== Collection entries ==
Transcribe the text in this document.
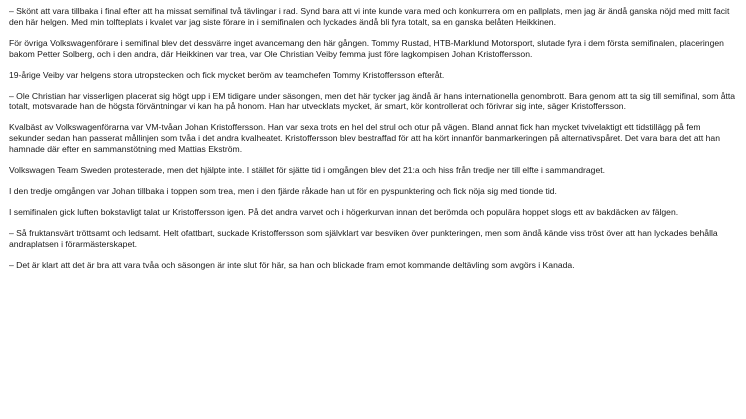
– Skönt att vara tillbaka i final efter att ha missat semifinal två tävlingar i rad. Synd bara att vi inte kunde vara med och konkurrera om en pallplats, men jag är ändå ganska nöjd med mitt facit den här helgen. Med min tolfteplats i kvalet var jag siste förare in i semifinalen och lyckades ändå bli fyra totalt, sa en ganska belåten Heikkinen.

För övriga Volkswagenförare i semifinal blev det dessvärre inget avancemang den här gången. Tommy Rustad, HTB-Marklund Motorsport, slutade fyra i dem första semifinalen, placeringen bakom Petter Solberg, och i den andra, där Heikkinen var trea, var Ole Christian Veiby femma just före lagkompisen Johan Kristoffersson.

19-årige Veiby var helgens stora utropstecken och fick mycket beröm av teamchefen Tommy Kristoffersson efteråt.

– Ole Christian har visserligen placerat sig högt upp i EM tidigare under säsongen, men det här tycker jag ändå är hans internationella genombrott. Bara genom att ta sig till semifinal, som åtta totalt, motsvarade han de högsta förväntningar vi kan ha på honom. Han har utvecklats mycket, är smart, kör kontrollerat och förivrar sig inte, säger Kristoffersson.

Kvalbäst av Volkswagenförarna var VM-tvåan Johan Kristoffersson. Han var sexa trots en hel del strul och otur på vägen. Bland annat fick han mycket tvivelaktigt ett tidstillägg på fem sekunder sedan han passerat mållinjen som tvåa i det andra kvalheatet. Kristoffersson blev bestraffad för att ha kört innanför banmarkeringen på alternativspåret. Det vara bara det att han hamnade där efter en sammanstötning med Mattias Ekström.

Volkswagen Team Sweden protesterade, men det hjälpte inte. I stället för sjätte tid i omgången blev det 21:a och hiss från tredje ner till elfte i sammandraget.

I den tredje omgången var Johan tillbaka i toppen som trea, men i den fjärde råkade han ut för en pyspunktering och fick nöja sig med tionde tid.

I semifinalen gick luften bokstavligt talat ur Kristoffersson igen. På det andra varvet och i högerkurvan innan det berömda och populära hoppet slogs ett av bakdäcken av fälgen.

– Så fruktansvärt tröttsamt och ledsamt. Helt ofattbart, suckade Kristoffersson som självklart var besviken över punkteringen, men som ändå kände viss tröst över att han lyckades behålla andraplatsen i förarmästerskapet.

– Det är klart att det är bra att vara tvåa och säsongen är inte slut för här, sa han och blickade fram emot kommande deltävling som avgörs i Kanada.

== THE PROBLEM ==
A faithful copy of each entry is required, and no picture may be carried into it.

== RESULT OF THIS EXERCISE ==
Transcribe the text in this document.
– Skönt att vara tillbaka i final efter att ha missat semifinal två tävlingar i rad. Synd bara att vi inte kunde vara med och konkurrera om en pallplats, men jag är ändå ganska nöjd med mitt facit den här helgen. Med min tolfteplats i kvalet var jag siste förare in i semifinalen och lyckades ändå bli fyra totalt, sa en ganska belåten Heikkinen.

För övriga Volkswagenförare i semifinal blev det dessvärre inget avancemang den här gången. Tommy Rustad, HTB-Marklund Motorsport, slutade fyra i dem första semifinalen, placeringen bakom Petter Solberg, och i den andra, där Heikkinen var trea, var Ole Christian Veiby femma just före lagkompisen Johan Kristoffersson.

19-årige Veiby var helgens stora utropstecken och fick mycket beröm av teamchefen Tommy Kristoffersson efteråt.

– Ole Christian har visserligen placerat sig högt upp i EM tidigare under säsongen, men det här tycker jag ändå är hans internationella genombrott. Bara genom att ta sig till semifinal, som åtta totalt, motsvarade han de högsta förväntningar vi kan ha på honom. Han har utvecklats mycket, är smart, kör kontrollerat och förivrar sig inte, säger Kristoffersson.

Kvalbäst av Volkswagenförarna var VM-tvåan Johan Kristoffersson. Han var sexa trots en hel del strul och otur på vägen. Bland annat fick han mycket tvivelaktigt ett tidstillägg på fem sekunder sedan han passerat mållinjen som tvåa i det andra kvalheatet. Kristoffersson blev bestraffad för att ha kört innanför banmarkeringen på alternativspåret. Det vara bara det att han hamnade där efter en sammanstötning med Mattias Ekström.

Volkswagen Team Sweden protesterade, men det hjälpte inte. I stället för sjätte tid i omgången blev det 21:a och hiss från tredje ner till elfte i sammandraget.

I den tredje omgången var Johan tillbaka i toppen som trea, men i den fjärde råkade han ut för en pyspunktering och fick nöja sig med tionde tid.

I semifinalen gick luften bokstavligt talat ur Kristoffersson igen. På det andra varvet och i högerkurvan innan det berömda och populära hoppet slogs ett av bakdäcken av fälgen.

– Så fruktansvärt tröttsamt och ledsamt. Helt ofattbart, suckade Kristoffersson som självklart var besviken över punkteringen, men som ändå kände viss tröst över att han lyckades behålla andraplatsen i förarmästerskapet.

– Det är klart att det är bra att vara tvåa och säsongen är inte slut för här, sa han och blickade fram emot kommande deltävling som avgörs i Kanada.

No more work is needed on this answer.